***** EXERCISE TEXT

View attachment 81402
I finally found some semolina flour that didn't cost an arm and a leg. Before it wasn't cost effective to break out the pasta attachment, but I think sometime soon now that I have it! Two of my grocery stores around here only carried Bob's semolina, and it was $5.49 for a 24 oz/1.5 lb package (less than 1 kg). The farmers market carries it for a decent price, but they are out of stock pretty regularly and the few times I have been they are out (and it's not close to my house). Hubby went to a new Asian market that opened up a couple of miles from me and they had a 2 lb. bag of it for $2.50. I am going to start out with basic noodles, though (which I like best anyway). I also would like to try to make spinach pasta.

Edited to add that I have no desire to dry my pasta, I would prefer it fresh. I have frozen fresh pasta that I have bought before and it was great when consumed, I suppose I could do the same thing with fresh pasta from my KitchenAid if I accidentally make too much?
 
Kitchenaid pasta for their extrusion machine is a noodle dough, with eggs and white flour generally AP or 00. This type of pasta can be dried and a dehydrator works best and can keep for a few months. This is not the fusilli that you buy dried, different product. Also because of the lack of pressure (thousands of PSI and specific humidity are required to make dried pasta) from the kitchenaid the texture and mouthfeel is quite different. If the dough is too 'wet' even though it may feel dry is a disaster waiting to happen. Personally this is just a novel jester for people that believe it can be done and kitchenaid being a company that see's a market, has obliged.

The kitchenaid dough is the same as if you were making fresh linguini for example and putting the dough into an auger that then pressing the dough out the other end is a fun experiment but it's not fusilli, it's linguini that is curly and that's a stretch and only if the humidity in the pasta is low enough to hold a shape. Making dough with actual durum wheat and water would burn out a kitchenaid mixer in short order or probably wouldn't even start.

Dried commercial pasta can never, ever be duplicated at home or even in a professional kitchen because the extruder to make it properly would be huge and worth hundreds of thousands to millions of dollars. Cheers.
I don't even know why they even sell fusilli dies for home extruders, that's a shape that you really do need an industrial machine to do right. But a home extruder works quite well for straighter shapes like rigatoni.

**********
***** DATASET CONTENT

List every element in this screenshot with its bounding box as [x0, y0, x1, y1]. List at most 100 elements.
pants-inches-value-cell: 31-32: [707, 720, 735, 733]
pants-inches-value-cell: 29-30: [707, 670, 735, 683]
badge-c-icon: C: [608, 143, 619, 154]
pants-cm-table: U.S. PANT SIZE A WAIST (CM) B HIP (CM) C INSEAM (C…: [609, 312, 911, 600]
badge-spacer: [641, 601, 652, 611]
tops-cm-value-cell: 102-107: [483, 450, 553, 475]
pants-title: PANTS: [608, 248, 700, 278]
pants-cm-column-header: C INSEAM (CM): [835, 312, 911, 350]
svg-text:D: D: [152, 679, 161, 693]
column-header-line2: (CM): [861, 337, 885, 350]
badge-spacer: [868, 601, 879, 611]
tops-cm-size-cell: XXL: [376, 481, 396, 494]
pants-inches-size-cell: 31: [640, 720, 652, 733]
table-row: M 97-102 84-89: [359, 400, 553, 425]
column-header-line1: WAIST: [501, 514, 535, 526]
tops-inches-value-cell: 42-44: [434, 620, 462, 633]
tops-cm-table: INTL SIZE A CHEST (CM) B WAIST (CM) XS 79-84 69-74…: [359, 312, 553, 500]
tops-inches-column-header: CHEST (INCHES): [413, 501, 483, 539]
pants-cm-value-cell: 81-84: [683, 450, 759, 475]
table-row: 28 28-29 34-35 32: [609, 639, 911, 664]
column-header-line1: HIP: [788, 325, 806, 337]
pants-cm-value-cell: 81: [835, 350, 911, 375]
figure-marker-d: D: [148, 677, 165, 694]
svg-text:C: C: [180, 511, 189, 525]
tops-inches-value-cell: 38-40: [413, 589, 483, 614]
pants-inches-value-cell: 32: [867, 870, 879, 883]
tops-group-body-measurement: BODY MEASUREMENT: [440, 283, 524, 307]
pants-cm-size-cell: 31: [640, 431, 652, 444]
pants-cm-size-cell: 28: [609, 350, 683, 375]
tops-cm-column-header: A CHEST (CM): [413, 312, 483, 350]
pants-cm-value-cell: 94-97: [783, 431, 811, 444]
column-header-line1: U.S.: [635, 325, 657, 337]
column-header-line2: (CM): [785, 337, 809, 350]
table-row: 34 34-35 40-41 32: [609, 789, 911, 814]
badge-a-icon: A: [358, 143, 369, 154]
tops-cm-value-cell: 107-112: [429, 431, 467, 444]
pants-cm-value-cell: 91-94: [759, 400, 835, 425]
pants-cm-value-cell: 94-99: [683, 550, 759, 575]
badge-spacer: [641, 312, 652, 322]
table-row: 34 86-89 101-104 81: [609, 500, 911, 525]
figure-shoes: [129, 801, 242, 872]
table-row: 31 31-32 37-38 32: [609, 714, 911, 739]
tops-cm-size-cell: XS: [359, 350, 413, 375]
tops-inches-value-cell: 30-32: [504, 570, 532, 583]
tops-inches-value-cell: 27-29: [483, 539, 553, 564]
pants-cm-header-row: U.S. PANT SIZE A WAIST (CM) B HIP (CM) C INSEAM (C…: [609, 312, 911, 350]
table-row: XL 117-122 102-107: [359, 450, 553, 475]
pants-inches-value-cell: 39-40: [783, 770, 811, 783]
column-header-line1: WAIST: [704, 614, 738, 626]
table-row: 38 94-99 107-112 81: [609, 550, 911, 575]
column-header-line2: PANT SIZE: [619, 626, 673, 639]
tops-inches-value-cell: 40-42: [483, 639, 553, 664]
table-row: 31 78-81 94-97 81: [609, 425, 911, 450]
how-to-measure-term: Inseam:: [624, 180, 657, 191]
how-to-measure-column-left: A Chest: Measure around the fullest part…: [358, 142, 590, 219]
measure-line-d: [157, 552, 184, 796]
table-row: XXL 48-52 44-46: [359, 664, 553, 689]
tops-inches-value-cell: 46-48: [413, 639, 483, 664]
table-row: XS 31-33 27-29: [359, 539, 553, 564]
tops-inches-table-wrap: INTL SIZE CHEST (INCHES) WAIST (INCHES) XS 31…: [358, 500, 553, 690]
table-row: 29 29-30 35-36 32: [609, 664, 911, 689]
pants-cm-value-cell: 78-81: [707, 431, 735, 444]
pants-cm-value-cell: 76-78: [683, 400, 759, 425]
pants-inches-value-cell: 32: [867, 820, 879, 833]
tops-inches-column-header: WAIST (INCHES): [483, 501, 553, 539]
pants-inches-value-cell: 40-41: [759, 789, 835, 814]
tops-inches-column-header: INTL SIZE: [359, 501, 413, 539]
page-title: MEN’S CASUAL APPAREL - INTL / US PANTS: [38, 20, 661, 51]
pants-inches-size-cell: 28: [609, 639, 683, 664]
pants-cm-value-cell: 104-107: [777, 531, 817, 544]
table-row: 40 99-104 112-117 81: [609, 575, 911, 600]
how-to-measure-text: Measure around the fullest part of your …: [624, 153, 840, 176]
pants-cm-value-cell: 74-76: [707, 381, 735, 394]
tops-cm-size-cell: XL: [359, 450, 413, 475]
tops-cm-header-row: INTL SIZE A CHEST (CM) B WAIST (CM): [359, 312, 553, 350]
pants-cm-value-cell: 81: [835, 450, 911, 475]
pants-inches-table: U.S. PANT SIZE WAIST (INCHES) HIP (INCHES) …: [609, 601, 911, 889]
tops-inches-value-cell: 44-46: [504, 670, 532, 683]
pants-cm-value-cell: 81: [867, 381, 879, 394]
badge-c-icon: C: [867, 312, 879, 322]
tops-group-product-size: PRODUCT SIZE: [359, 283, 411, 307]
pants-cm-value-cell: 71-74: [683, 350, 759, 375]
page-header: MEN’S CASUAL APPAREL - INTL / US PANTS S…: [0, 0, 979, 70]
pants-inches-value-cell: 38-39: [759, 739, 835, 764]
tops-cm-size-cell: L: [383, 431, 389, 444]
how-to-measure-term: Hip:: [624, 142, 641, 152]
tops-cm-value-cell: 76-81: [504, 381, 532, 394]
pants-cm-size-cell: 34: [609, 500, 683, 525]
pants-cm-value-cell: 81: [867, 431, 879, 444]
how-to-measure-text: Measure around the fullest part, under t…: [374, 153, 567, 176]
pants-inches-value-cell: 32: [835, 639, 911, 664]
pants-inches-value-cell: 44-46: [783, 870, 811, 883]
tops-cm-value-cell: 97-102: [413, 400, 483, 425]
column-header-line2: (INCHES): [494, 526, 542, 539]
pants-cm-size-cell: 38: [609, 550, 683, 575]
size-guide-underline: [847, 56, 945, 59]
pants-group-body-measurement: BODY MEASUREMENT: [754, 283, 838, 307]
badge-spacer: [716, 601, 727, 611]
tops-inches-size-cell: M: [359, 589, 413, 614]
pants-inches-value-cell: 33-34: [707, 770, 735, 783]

**********

Extend the discussion of making fresh pasta with a KitchenAid mixer past its last sentence.

You don't get a home extruder to "duplicate" commercial dried pasta. You get it to make fresh semolina and water dough pasta, which has its own unique taste compared to either commercial pasta or fresh egg dough pasta.

That said, for the price of the attachment versus the benefit it provides, I don't think its worth it. Mine was gifted to me.
 
That said, for the price of the attachment versus the benefit it provides, I don't think its worth it. Mine was gifted to me.
I bought my pasta attachment on a black Friday sale right after my husband bought me the KA stand mixer. One thing I have is plenty of time on my hands, LOL. I suppose I could have bought myself a new guitar (significantly more expensive) but I do like new kitchen toys!
 
You don't get a home extruder to "duplicate" commercial dried pasta. You get it to make fresh semolina and water dough pasta, which has its own unique taste compared to either commercial pasta or fresh egg dough pasta.
Actually all the home extruder pasta makers including KitchenAid recommend a noodle dough and not a semolina dough.
 
Did I miss something? Wasn't this originally a favorite brand of pasta -- as in store bought? Did it expand to types, and how to make it?

Store bought pasta and homemade pasta, and the type of extrusion really makes this a wide topic. I feel like I answered the wrong question? Maybe I did. :scratchhead:

CD
 
Thai's don't normally eat pasta as such, but they eat shed loads of rice noodles and egg noodles. There can't be much of a difference....can there?
 
Thai's don't normally eat pasta as such, but they eat shed loads of rice noodles and egg noodles. There can't be much of a difference....can there?

Different ingredients, same kind of food, IMO.